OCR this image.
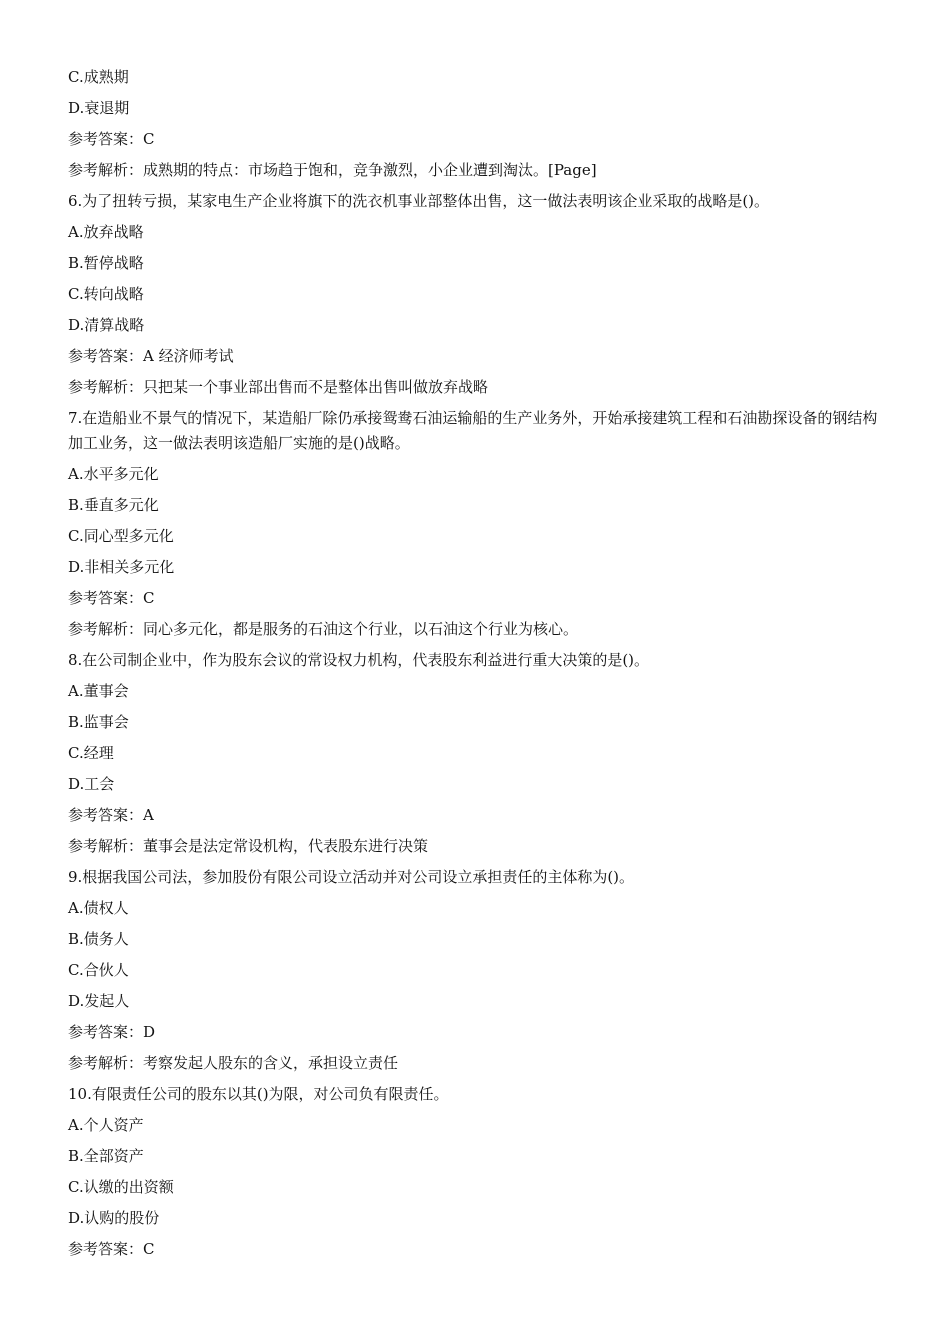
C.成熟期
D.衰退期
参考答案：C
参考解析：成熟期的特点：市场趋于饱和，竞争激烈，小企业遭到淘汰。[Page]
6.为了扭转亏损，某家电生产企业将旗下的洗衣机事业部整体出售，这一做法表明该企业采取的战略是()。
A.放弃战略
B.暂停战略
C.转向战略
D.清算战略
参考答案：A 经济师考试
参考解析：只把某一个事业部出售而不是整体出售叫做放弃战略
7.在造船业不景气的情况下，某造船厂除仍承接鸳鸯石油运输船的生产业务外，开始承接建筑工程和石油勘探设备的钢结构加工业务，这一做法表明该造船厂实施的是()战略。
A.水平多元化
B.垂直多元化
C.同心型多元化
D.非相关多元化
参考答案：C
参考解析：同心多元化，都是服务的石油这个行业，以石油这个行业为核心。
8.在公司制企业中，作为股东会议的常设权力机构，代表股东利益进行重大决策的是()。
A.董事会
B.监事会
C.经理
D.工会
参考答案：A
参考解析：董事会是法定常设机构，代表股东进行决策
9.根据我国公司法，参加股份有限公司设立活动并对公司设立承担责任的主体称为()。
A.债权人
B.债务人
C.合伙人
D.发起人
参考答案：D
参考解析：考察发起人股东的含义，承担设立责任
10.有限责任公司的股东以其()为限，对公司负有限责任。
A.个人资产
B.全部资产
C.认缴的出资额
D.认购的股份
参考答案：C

....

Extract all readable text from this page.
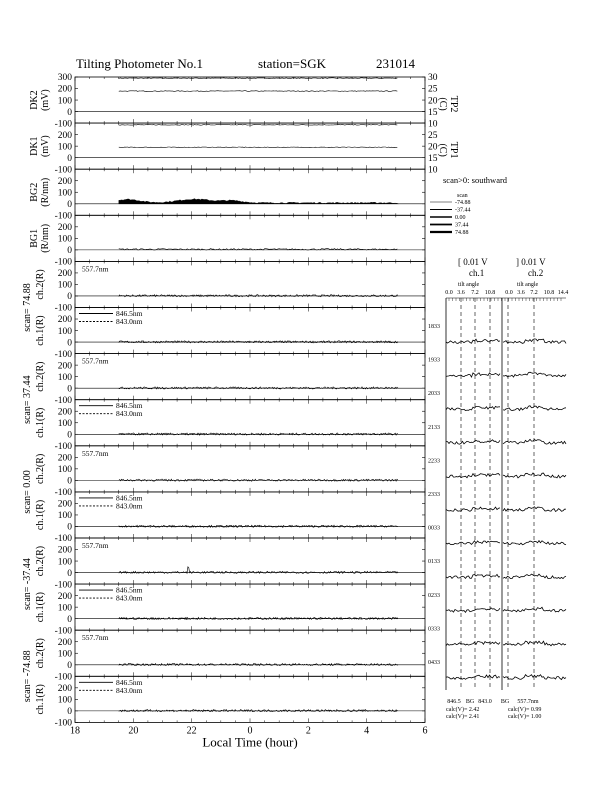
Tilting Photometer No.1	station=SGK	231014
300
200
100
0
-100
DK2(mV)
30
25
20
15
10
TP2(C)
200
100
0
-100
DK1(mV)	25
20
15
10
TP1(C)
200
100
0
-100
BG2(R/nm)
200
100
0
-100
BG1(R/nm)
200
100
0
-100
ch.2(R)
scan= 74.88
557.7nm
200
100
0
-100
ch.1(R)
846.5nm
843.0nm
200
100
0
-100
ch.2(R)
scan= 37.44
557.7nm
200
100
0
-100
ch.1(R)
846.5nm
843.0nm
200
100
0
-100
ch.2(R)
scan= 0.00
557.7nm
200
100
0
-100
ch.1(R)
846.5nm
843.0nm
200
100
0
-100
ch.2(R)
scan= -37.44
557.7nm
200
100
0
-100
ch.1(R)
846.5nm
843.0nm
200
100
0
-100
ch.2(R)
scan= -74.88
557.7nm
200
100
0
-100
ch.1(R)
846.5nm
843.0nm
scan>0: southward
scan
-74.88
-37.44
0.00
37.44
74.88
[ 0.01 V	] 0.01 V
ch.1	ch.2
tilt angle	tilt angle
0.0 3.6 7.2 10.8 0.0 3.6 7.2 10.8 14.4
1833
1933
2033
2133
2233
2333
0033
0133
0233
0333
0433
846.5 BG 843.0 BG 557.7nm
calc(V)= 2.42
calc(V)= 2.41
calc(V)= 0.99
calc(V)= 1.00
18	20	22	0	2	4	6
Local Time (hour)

....

● **Directions for this task**
From the listing above, collect every line that mentions the word "scan".

● **Output below**
scan= 74.88
scan= 37.44
scan= 0.00
scan= -37.44
scan= -74.88
scan>0: southward
scan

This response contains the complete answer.